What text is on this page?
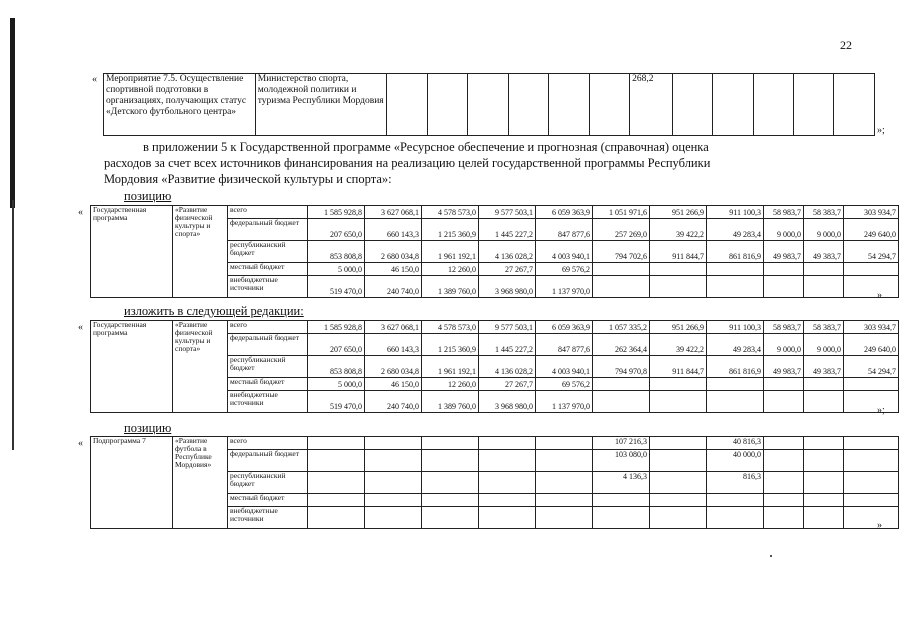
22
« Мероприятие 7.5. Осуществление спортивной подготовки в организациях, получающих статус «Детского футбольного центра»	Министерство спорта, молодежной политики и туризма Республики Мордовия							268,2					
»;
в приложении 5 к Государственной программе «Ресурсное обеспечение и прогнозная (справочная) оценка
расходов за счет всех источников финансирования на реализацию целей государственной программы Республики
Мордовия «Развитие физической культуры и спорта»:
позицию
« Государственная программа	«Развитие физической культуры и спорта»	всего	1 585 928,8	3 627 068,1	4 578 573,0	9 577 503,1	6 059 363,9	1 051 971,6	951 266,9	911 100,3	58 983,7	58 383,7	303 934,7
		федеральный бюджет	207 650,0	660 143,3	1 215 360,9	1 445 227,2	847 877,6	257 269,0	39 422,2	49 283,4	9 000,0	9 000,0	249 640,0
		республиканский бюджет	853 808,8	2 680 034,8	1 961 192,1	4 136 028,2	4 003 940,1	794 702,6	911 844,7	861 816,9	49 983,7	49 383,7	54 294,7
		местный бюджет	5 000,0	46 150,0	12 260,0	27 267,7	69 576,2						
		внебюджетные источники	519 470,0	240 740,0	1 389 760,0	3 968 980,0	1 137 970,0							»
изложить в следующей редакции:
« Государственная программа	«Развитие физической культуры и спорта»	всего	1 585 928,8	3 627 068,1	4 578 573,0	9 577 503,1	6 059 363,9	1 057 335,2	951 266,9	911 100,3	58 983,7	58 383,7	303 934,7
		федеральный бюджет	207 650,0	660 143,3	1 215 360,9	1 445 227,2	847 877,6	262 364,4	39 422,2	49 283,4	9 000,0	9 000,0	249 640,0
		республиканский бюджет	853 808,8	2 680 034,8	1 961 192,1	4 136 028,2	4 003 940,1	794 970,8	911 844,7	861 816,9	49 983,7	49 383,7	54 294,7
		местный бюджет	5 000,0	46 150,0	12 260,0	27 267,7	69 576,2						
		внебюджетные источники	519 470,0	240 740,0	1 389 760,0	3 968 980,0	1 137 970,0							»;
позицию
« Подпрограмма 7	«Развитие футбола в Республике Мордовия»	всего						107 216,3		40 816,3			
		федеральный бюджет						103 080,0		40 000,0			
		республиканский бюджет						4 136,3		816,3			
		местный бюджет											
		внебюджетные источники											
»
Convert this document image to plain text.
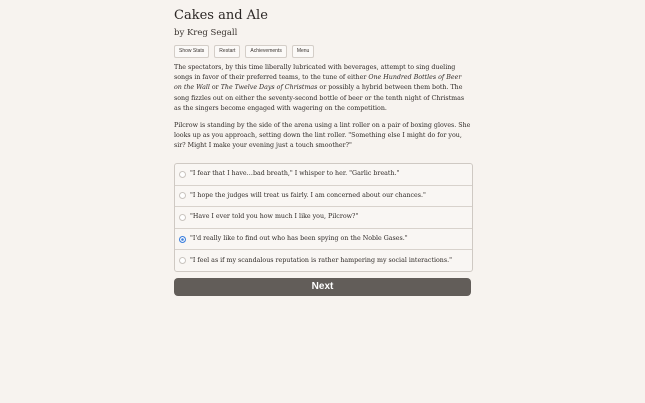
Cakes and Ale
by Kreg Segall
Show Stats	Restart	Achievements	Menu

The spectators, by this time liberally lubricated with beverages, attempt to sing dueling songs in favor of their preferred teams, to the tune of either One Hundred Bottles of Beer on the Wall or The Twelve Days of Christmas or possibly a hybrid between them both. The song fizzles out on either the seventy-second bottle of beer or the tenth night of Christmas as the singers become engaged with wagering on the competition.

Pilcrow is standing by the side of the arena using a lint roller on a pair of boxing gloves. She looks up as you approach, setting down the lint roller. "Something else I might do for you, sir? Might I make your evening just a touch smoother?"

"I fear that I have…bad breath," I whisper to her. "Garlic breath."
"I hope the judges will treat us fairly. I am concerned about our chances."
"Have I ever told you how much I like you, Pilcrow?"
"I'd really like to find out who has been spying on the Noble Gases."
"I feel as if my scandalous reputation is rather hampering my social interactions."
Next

_ _ _ _ _

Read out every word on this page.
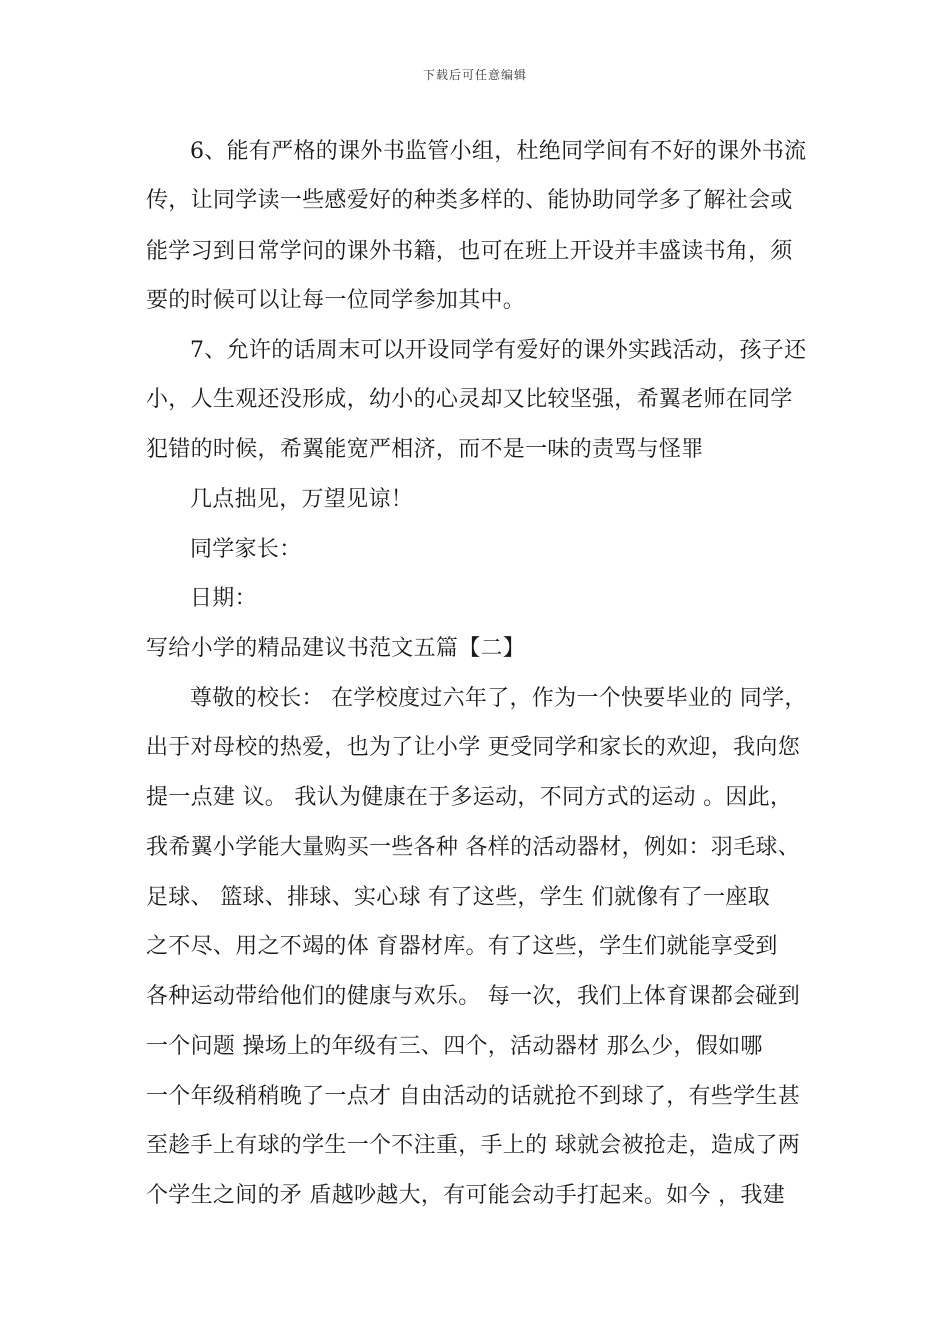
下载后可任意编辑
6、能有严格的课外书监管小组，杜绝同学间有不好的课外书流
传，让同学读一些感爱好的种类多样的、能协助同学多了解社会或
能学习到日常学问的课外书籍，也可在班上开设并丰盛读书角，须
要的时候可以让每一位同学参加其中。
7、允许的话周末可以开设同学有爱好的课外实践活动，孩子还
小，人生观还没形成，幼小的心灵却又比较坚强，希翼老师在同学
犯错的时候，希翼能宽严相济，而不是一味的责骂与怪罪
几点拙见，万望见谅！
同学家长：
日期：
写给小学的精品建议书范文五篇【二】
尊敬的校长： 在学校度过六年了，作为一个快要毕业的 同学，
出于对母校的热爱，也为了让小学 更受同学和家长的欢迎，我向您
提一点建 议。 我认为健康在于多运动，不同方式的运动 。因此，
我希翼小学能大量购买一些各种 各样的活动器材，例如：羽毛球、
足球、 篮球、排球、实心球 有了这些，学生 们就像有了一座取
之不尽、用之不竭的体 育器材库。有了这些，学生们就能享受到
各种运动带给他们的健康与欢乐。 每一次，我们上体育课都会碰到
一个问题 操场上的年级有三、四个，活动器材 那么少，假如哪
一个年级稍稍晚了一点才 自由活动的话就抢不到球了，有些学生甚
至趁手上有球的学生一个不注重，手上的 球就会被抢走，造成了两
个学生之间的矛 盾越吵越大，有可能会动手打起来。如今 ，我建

_ _ _ _ _

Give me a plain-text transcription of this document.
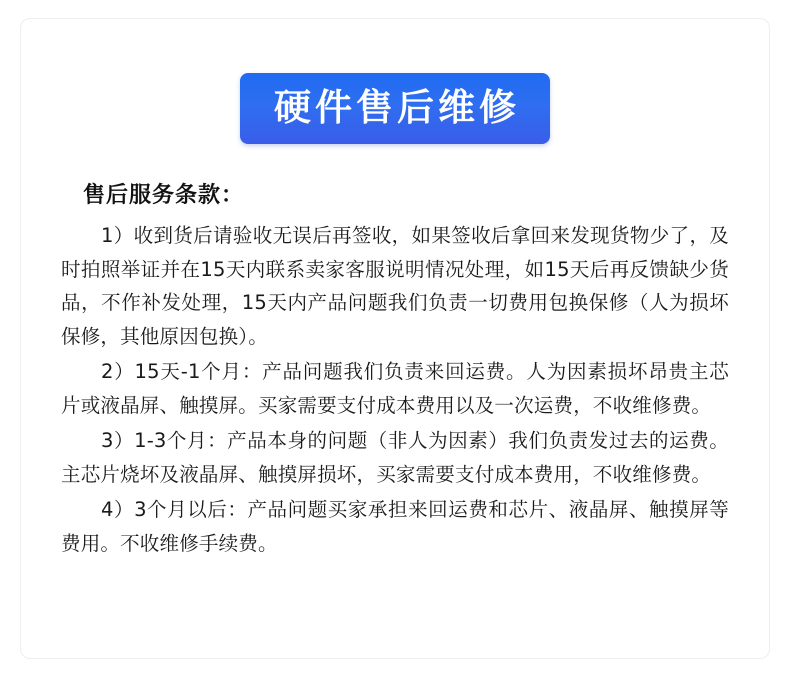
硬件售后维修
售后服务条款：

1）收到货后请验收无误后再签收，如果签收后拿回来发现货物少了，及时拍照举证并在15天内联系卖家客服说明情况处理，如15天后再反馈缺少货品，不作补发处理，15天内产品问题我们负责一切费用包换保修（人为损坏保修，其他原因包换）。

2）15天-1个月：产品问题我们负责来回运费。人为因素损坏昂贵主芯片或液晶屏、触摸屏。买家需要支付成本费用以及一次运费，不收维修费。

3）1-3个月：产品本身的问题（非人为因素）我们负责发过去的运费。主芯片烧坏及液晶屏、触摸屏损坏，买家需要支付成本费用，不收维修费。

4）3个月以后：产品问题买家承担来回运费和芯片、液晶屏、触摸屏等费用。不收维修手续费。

_ _ _ _ _

Aim:
Find each line holding "источники". Copy it out.

Exercise answer:
		внебюджетные источники	519 470,0	240 740,0	1 389 760,0	3 968 980,0	1 137 970,0							»
		внебюджетные источники	519 470,0	240 740,0	1 389 760,0	3 968 980,0	1 137 970,0							»;
		внебюджетные источники											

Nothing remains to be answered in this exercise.